Comb through the entries for "استاتیک" and pull out each line that holds it.

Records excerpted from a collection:
..........

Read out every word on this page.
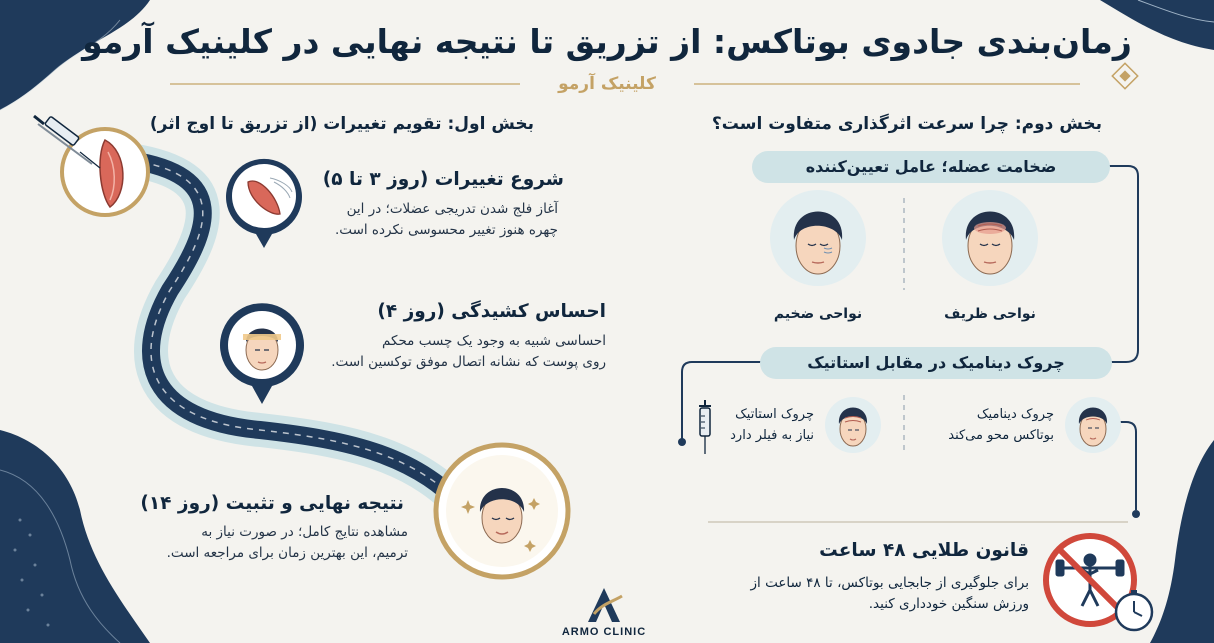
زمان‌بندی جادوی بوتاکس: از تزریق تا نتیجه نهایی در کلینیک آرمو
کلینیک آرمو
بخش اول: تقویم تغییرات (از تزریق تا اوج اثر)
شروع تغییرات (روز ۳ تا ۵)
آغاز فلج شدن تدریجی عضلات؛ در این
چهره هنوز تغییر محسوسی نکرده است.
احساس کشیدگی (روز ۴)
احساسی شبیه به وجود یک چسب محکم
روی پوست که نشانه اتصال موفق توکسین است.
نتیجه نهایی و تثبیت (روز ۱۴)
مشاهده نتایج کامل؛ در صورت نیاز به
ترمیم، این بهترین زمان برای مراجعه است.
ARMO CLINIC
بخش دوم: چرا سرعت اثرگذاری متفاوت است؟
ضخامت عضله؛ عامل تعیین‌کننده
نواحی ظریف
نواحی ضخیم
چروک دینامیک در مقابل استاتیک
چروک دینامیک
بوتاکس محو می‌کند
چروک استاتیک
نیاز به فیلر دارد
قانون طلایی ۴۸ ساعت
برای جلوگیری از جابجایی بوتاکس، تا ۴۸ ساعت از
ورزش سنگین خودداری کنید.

..........

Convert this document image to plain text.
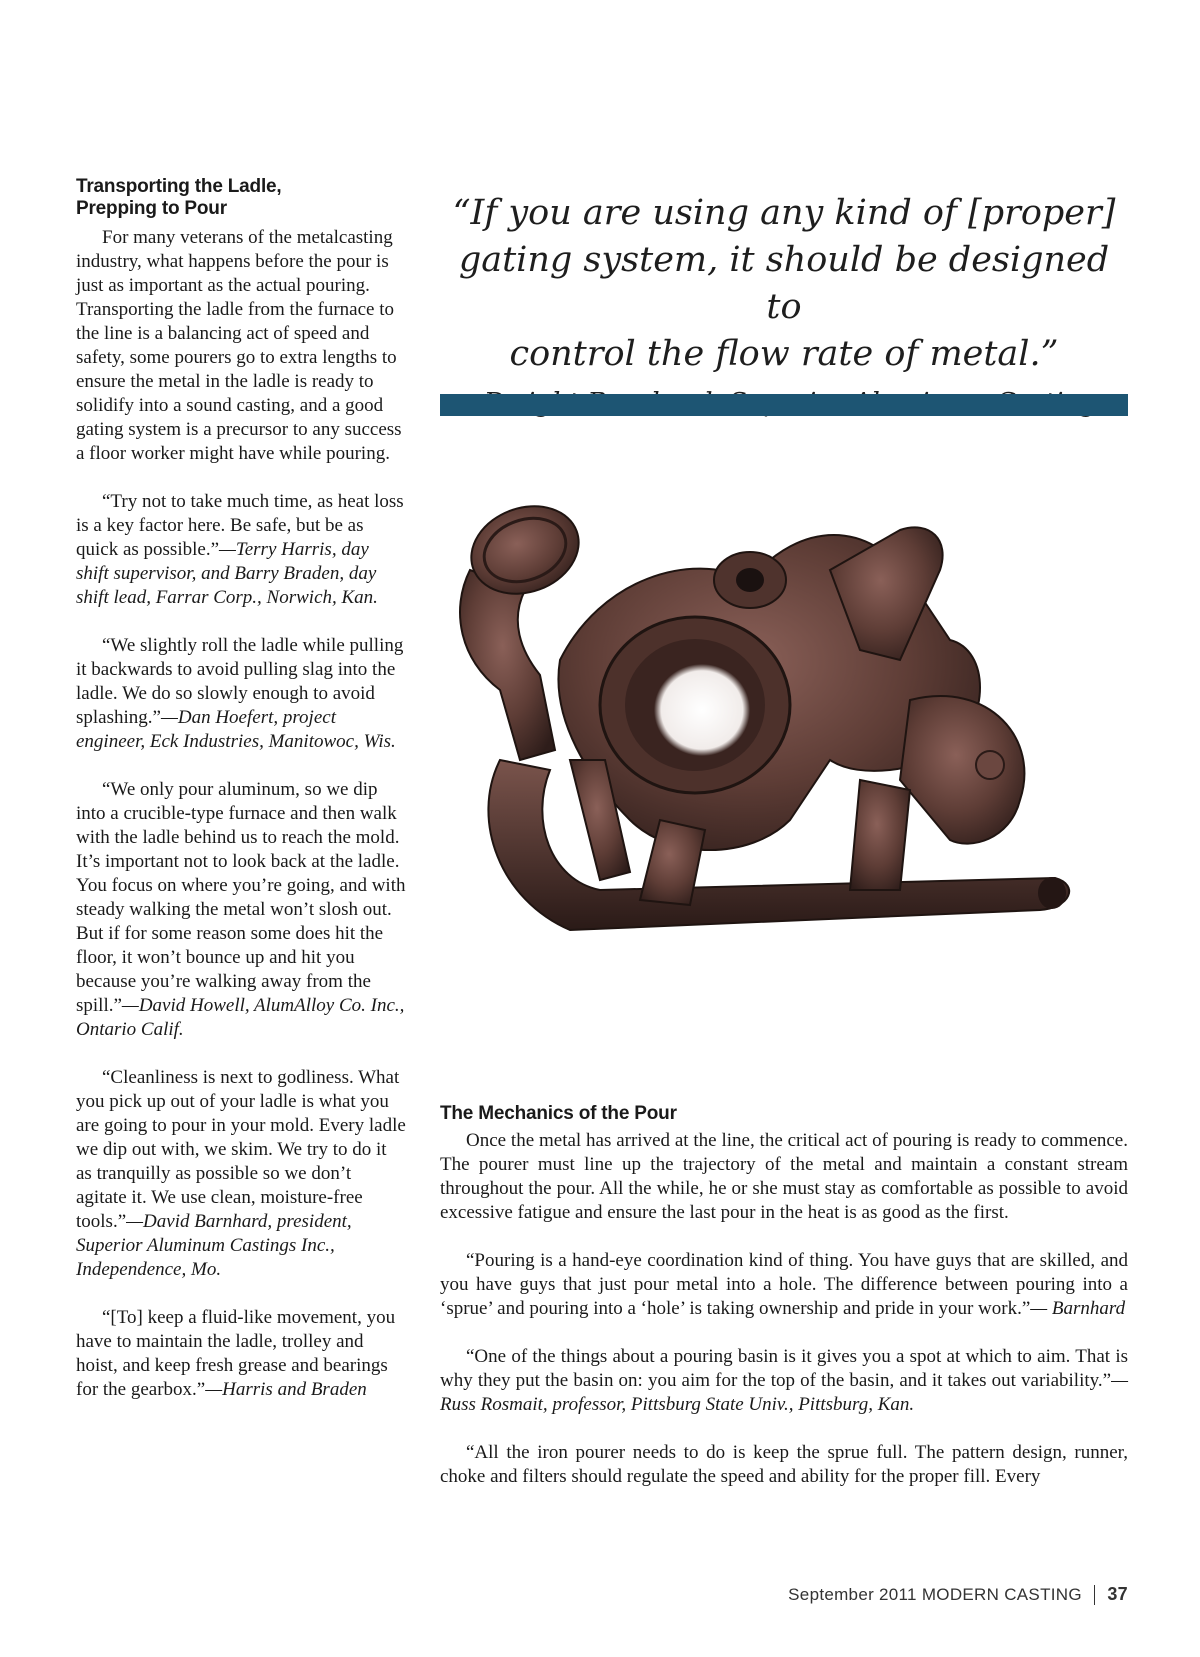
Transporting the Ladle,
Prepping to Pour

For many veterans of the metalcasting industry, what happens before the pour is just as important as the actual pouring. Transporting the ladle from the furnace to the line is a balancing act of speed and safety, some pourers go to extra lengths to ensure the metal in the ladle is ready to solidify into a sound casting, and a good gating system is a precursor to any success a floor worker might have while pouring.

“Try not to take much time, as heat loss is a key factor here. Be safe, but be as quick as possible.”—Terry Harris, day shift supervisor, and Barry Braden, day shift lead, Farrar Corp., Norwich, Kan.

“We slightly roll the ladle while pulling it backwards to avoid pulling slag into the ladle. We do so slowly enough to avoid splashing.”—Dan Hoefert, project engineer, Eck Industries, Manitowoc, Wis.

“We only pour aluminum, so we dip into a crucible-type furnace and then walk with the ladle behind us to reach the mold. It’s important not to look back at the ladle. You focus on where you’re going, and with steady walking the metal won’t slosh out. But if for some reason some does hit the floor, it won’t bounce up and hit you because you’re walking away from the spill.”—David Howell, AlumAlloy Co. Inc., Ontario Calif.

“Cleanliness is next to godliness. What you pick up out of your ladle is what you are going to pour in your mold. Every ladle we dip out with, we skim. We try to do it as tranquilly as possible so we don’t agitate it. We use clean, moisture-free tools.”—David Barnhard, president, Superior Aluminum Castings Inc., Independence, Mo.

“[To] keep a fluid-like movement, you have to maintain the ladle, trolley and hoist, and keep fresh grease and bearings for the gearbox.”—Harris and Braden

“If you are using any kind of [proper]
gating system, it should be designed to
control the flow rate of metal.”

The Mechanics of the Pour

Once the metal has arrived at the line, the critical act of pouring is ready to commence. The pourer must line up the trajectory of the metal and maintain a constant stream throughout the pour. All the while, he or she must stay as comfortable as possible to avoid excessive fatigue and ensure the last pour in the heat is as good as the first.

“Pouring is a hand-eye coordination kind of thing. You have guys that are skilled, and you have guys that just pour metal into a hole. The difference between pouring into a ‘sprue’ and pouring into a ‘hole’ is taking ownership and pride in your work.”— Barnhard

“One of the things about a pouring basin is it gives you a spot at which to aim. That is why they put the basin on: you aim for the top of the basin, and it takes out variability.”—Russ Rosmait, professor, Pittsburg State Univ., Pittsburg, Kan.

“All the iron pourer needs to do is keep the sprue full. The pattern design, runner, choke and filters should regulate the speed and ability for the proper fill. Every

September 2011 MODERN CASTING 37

..........

> [Expected output]
چروک دینامیک در مقابل استاتیک
چروک استاتیک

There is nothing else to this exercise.